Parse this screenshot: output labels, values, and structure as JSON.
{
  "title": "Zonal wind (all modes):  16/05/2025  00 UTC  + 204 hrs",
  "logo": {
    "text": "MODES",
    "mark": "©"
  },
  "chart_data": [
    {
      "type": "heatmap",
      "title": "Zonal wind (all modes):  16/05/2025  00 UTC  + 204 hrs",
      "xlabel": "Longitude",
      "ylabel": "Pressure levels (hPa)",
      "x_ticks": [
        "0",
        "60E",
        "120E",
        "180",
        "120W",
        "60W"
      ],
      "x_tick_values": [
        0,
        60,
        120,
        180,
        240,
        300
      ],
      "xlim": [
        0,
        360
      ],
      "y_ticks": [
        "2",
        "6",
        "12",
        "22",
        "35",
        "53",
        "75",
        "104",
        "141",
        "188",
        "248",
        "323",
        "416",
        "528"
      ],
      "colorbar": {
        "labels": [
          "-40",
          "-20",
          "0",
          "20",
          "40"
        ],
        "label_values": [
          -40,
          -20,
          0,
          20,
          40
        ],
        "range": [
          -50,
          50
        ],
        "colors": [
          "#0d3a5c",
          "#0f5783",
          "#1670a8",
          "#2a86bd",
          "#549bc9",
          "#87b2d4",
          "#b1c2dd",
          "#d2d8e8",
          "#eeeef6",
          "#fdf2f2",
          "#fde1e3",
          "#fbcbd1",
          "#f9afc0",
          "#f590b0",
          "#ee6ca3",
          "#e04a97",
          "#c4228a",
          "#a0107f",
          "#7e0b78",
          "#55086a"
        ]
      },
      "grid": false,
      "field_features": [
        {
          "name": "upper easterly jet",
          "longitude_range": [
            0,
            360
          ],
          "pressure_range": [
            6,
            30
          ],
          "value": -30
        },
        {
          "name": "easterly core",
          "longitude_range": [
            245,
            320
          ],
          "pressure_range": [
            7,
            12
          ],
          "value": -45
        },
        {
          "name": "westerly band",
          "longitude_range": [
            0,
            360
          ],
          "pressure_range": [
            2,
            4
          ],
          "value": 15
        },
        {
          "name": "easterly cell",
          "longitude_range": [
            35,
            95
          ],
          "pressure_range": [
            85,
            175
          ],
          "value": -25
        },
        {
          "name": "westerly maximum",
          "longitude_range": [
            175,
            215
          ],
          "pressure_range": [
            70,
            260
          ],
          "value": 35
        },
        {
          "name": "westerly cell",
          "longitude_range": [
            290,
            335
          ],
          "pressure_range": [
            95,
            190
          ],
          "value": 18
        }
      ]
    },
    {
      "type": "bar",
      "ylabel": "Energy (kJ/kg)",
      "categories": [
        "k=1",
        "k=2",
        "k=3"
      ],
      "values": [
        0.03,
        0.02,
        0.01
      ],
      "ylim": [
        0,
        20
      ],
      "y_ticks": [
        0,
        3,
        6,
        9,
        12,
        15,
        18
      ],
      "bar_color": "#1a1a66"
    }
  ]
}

▶ [Instruction] Extract all of the data above without altering anything.

▶ [Complete output]
Parse this screenshot: output labels, values, and structure as JSON.
{
  "title": "Zonal wind (all modes):  16/05/2025  00 UTC  + 204 hrs",
  "logo": {
    "text": "MODES",
    "mark": "©"
  },
  "chart_data": [
    {
      "type": "heatmap",
      "title": "Zonal wind (all modes):  16/05/2025  00 UTC  + 204 hrs",
      "xlabel": "Longitude",
      "ylabel": "Pressure levels (hPa)",
      "x_ticks": [
        "0",
        "60E",
        "120E",
        "180",
        "120W",
        "60W"
      ],
      "x_tick_values": [
        0,
        60,
        120,
        180,
        240,
        300
      ],
      "xlim": [
        0,
        360
      ],
      "y_ticks": [
        "2",
        "6",
        "12",
        "22",
        "35",
        "53",
        "75",
        "104",
        "141",
        "188",
        "248",
        "323",
        "416",
        "528"
      ],
      "colorbar": {
        "labels": [
          "-40",
          "-20",
          "0",
          "20",
          "40"
        ],
        "label_values": [
          -40,
          -20,
          0,
          20,
          40
        ],
        "range": [
          -50,
          50
        ],
        "colors": [
          "#0d3a5c",
          "#0f5783",
          "#1670a8",
          "#2a86bd",
          "#549bc9",
          "#87b2d4",
          "#b1c2dd",
          "#d2d8e8",
          "#eeeef6",
          "#fdf2f2",
          "#fde1e3",
          "#fbcbd1",
          "#f9afc0",
          "#f590b0",
          "#ee6ca3",
          "#e04a97",
          "#c4228a",
          "#a0107f",
          "#7e0b78",
          "#55086a"
        ]
      },
      "grid": false,
      "field_features": [
        {
          "name": "upper easterly jet",
          "longitude_range": [
            0,
            360
          ],
          "pressure_range": [
            6,
            30
          ],
          "value": -30
        },
        {
          "name": "easterly core",
          "longitude_range": [
            245,
            320
          ],
          "pressure_range": [
            7,
            12
          ],
          "value": -45
        },
        {
          "name": "westerly band",
          "longitude_range": [
            0,
            360
          ],
          "pressure_range": [
            2,
            4
          ],
          "value": 15
        },
        {
          "name": "easterly cell",
          "longitude_range": [
            35,
            95
          ],
          "pressure_range": [
            85,
            175
          ],
          "value": -25
        },
        {
          "name": "westerly maximum",
          "longitude_range": [
            175,
            215
          ],
          "pressure_range": [
            70,
            260
          ],
          "value": 35
        },
        {
          "name": "westerly cell",
          "longitude_range": [
            290,
            335
          ],
          "pressure_range": [
            95,
            190
          ],
          "value": 18
        }
      ]
    },
    {
      "type": "bar",
      "ylabel": "Energy (kJ/kg)",
      "categories": [
        "k=1",
        "k=2",
        "k=3"
      ],
      "values": [
        0.03,
        0.02,
        0.01
      ],
      "ylim": [
        0,
        20
      ],
      "y_ticks": [
        0,
        3,
        6,
        9,
        12,
        15,
        18
      ],
      "bar_color": "#1a1a66"
    }
  ]
}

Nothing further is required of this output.